Exactly how many lines in the entries contain "bijvoorbeeld"? Give that number alone.
**** GIVEN INFORMATION ****
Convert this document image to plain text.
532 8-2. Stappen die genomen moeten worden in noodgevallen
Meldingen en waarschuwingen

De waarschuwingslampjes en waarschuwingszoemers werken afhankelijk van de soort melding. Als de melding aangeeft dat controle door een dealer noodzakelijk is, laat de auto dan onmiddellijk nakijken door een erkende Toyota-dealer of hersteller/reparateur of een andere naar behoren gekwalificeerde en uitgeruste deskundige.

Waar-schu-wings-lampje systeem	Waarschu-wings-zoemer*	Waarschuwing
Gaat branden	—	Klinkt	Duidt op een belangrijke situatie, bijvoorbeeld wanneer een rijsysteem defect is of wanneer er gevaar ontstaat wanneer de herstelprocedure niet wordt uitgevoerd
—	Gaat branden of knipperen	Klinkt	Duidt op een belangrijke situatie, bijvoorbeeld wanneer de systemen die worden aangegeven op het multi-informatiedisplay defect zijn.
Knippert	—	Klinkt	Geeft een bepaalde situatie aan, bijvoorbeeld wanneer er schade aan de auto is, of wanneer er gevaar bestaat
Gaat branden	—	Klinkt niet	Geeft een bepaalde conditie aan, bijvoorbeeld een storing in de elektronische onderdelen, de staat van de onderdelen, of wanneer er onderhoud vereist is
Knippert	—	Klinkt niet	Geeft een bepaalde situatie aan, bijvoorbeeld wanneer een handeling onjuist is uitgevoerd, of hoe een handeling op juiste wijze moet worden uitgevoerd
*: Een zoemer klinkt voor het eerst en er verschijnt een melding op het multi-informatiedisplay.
****
#### RESPONSE:
5